***** RECORDED DATA
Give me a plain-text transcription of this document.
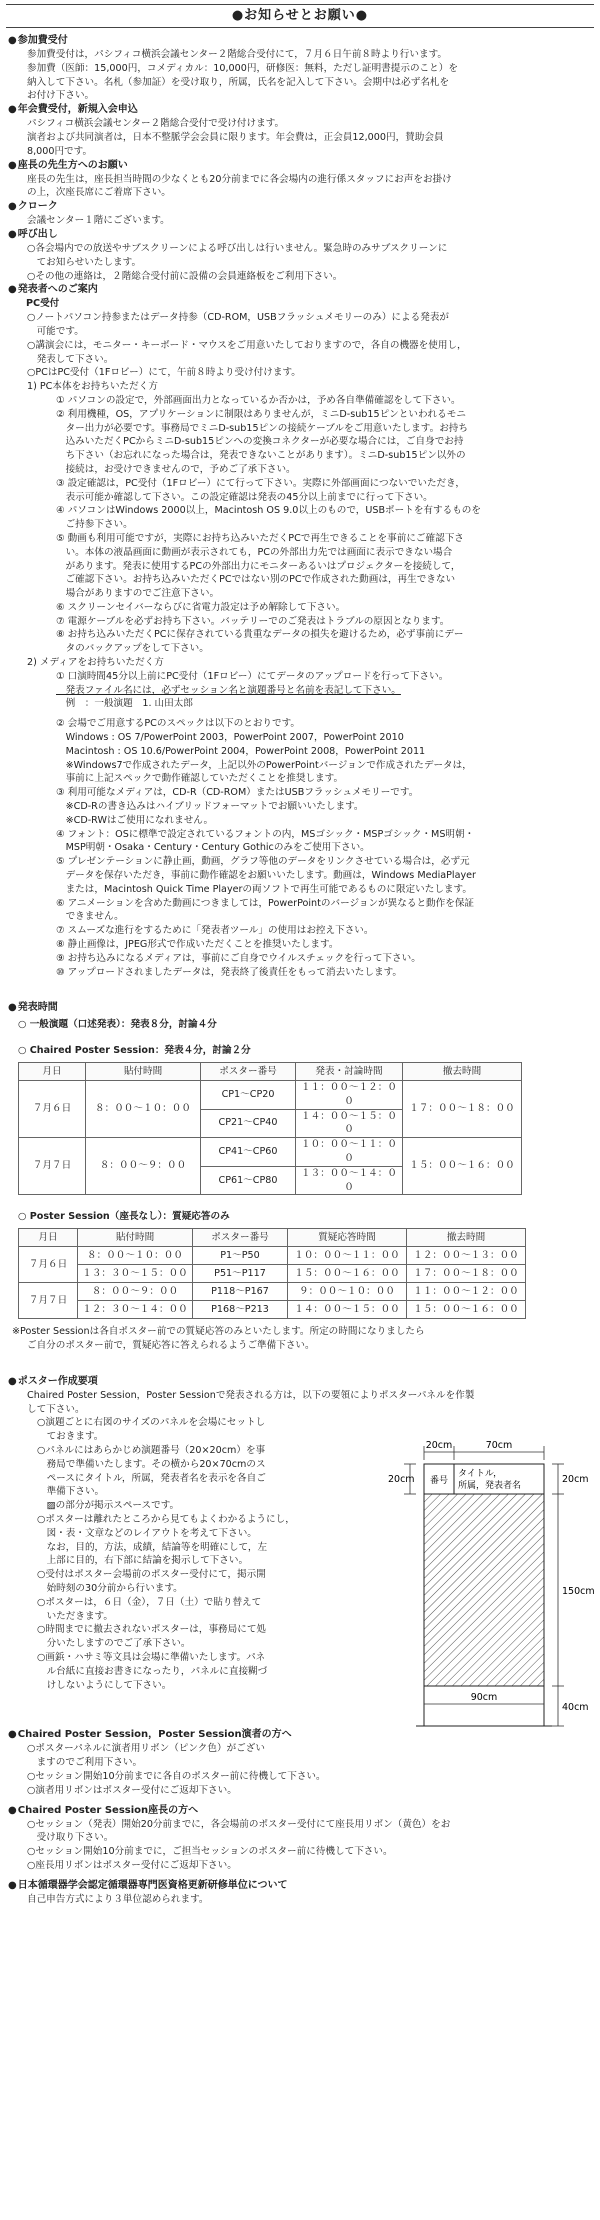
●お知らせとお願い●
● 参加費受付
参加費受付は，パシフィコ横浜会議センター２階総合受付にて，７月６日午前８時より行います。
参加費（医師：15,000円，コメディカル：10,000円，研修医：無料，ただし証明書提示のこと）を
納入して下さい。名札（参加証）を受け取り，所属，氏名を記入して下さい。会期中は必ず名札を
お付け下さい。
● 年会費受付，新規入会申込
パシフィコ横浜会議センター２階総合受付で受け付けます。
演者および共同演者は，日本不整脈学会会員に限ります。年会費は，正会員12,000円，賛助会員
8,000円です。
● 座長の先生方へのお願い
座長の先生は，座長担当時間の少なくとも20分前までに各会場内の進行係スタッフにお声をお掛け
の上，次座長席にご着席下さい。
● クローク
会議センター１階にございます。
● 呼び出し
○各会場内での放送やサブスクリーンによる呼び出しは行いません。緊急時のみサブスクリーンに
　てお知らせいたします。
○その他の連絡は，２階総合受付前に設備の会員連絡板をご利用下さい。
● 発表者へのご案内
PC受付
○ノートパソコン持参またはデータ持参（CD-ROM，USBフラッシュメモリーのみ）による発表が
　可能です。
○講演会には，モニター・キーボード・マウスをご用意いたしておりますので，各自の機器を使用し，
　発表して下さい。
○PCはPC受付（1Fロビー）にて，午前８時より受け付けます。
1) PC本体をお持ちいただく方
① パソコンの設定で，外部画面出力となっているか否かは，予め各自準備確認をして下さい。
② 利用機種，OS，アプリケーションに制限はありませんが，ミニD-sub15ピンといわれるモニ
　ター出力が必要です。事務局でミニD-sub15ピンの接続ケーブルをご用意いたします。お持ち
　込みいただくPCからミニD-sub15ピンへの変換コネクターが必要な場合には，ご自身でお持
　ち下さい（お忘れになった場合は，発表できないことがあります）。ミニD-sub15ピン以外の
　接続は，お受けできませんので，予めご了承下さい。
③ 設定確認は，PC受付（1Fロビー）にて行って下さい。実際に外部画面につないでいただき，
　表示可能か確認して下さい。この設定確認は発表の45分以上前までに行って下さい。
④ パソコンはWindows 2000以上，Macintosh OS 9.0以上のもので，USBポートを有するものを
　ご持参下さい。
⑤ 動画も利用可能ですが，実際にお持ち込みいただくPCで再生できることを事前にご確認下さ
　い。本体の液晶画面に動画が表示されても，PCの外部出力先では画面に表示できない場合
　があります。発表に使用するPCの外部出力にモニターあるいはプロジェクターを接続して，
　ご確認下さい。お持ち込みいただくPCではない別のPCで作成された動画は，再生できない
　場合がありますのでご注意下さい。
⑥ スクリーンセイバーならびに省電力設定は予め解除して下さい。
⑦ 電源ケーブルを必ずお持ち下さい。バッテリーでのご発表はトラブルの原因となります。
⑧ お持ち込みいただくPCに保存されている貴重なデータの損失を避けるため，必ず事前にデー
　タのバックアップをして下さい。
2) メディアをお持ちいただく方
① 口演時間45分以上前にPC受付（1Fロビー）にてデータのアップロードを行って下さい。
　発表ファイル名には，必ずセッション名と演題番号と名前を表記して下さい。
　例　：一般演題　1. 山田太郎
② 会場でご用意するPCのスペックは以下のとおりです。
　Windows : OS 7/PowerPoint 2003，PowerPoint 2007，PowerPoint 2010
　Macintosh : OS 10.6/PowerPoint 2004，PowerPoint 2008，PowerPoint 2011
　※Windows7で作成されたデータ，上記以外のPowerPointバージョンで作成されたデータは，
　事前に上記スペックで動作確認していただくことを推奨します。
③ 利用可能なメディアは，CD-R（CD-ROM）またはUSBフラッシュメモリーです。
　※CD-Rの書き込みはハイブリッドフォーマットでお願いいたします。
　※CD-RWはご使用になれません。
④ フォント：OSに標準で設定されているフォントの内，MSゴシック・MSPゴシック・MS明朝・
　MSP明朝・Osaka・Century・Century Gothicのみをご使用下さい。
⑤ プレゼンテーションに静止画，動画，グラフ等他のデータをリンクさせている場合は，必ず元
　データを保存いただき，事前に動作確認をお願いいたします。動画は，Windows MediaPlayer
　または，Macintosh Quick Time Playerの両ソフトで再生可能であるものに限定いたします。
⑥ アニメーションを含めた動画につきましては，PowerPointのバージョンが異なると動作を保証
　できません。
⑦ スムーズな進行をするために「発表者ツール」の使用はお控え下さい。
⑧ 静止画像は，JPEG形式で作成いただくことを推奨いたします。
⑨ お持ち込みになるメディアは，事前にご自身でウイルスチェックを行って下さい。
⑩ アップロードされましたデータは，発表終了後責任をもって消去いたします。
● 発表時間
○ 一般演題（口述発表）：発表８分，討論４分
○ Chaired Poster Session：発表４分，討論２分
月日	貼付時間	ポスター番号	発表・討論時間	撤去時間
７月６日	８：００～１０：００	CP1～CP20	１１：００～１２：００	１７：００～１８：００
		CP21～CP40	１４：００～１５：００	
７月７日	８：００～９：００	CP41～CP60	１０：００～１１：００	１５：００～１６：００
		CP61～CP80	１３：００～１４：００	
○ Poster Session（座長なし）：質疑応答のみ
月日	貼付時間	ポスター番号	質疑応答時間	撤去時間
７月６日	８：００～１０：００	P1～P50	１０：００～１１：００	１２：００～１３：００
	１３：３０～１５：００	P51～P117	１５：００～１６：００	１７：００～１８：００
７月７日	８：００～９：００	P118～P167	９：００～１０：００	１１：００～１２：００
	１２：３０～１４：００	P168～P213	１４：００～１５：００	１５：００～１６：００
※Poster Sessionは各自ポスター前での質疑応答のみといたします。所定の時間になりましたら
ご自分のポスター前で，質疑応答に答えられるようご準備下さい。
● ポスター作成要項
Chaired Poster Session，Poster Sessionで発表される方は，以下の要領によりポスターパネルを作製
して下さい。
○演題ごとに右図のサイズのパネルを会場にセットし
　ておきます。
○パネルにはあらかじめ演題番号（20×20cm）を事
　務局で準備いたします。その横から20×70cmのス
　ペースにタイトル，所属，発表者名を表示を各自ご
　準備下さい。
　▨の部分が掲示スペースです。
○ポスターは離れたところから見てもよくわかるようにし，
　図・表・文章などのレイアウトを考えて下さい。
　なお，目的，方法，成績，結論等を明確にして，左
　上部に目的，右下部に結論を掲示して下さい。
○受付はポスター会場前のポスター受付にて，掲示開
　始時刻の30分前から行います。
○ポスターは，６日（金），７日（土）で貼り替えて
　いただきます。
○時間までに撤去されないポスターは，事務局にて処
　分いたしますのでご了承下さい。
○画鋲・ハサミ等文具は会場に準備いたします。パネ
　ル台紙に直接お書きになったり，パネルに直接糊づ
　けしないようにして下さい。
20cm	70cm
番号
タイトル，
所属，発表者名
20cm	20cm
150cm
40cm
90cm
● Chaired Poster Session，Poster Session演者の方へ
○ポスターパネルに演者用リボン（ピンク色）がござい
　ますのでご利用下さい。
○セッション開始10分前までに各自のポスター前に待機して下さい。
○演者用リボンはポスター受付にご返却下さい。
● Chaired Poster Session座長の方へ
○セッション（発表）開始20分前までに，各会場前のポスター受付にて座長用リボン（黄色）をお
　受け取り下さい。
○セッション開始10分前までに，ご担当セッションのポスター前に待機して下さい。
○座長用リボンはポスター受付にご返却下さい。
● 日本循環器学会認定循環器専門医資格更新研修単位について
自己申告方式により３単位認められます。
**********
Your answer should be a single number: how many lines in the data above include "Poster"?

6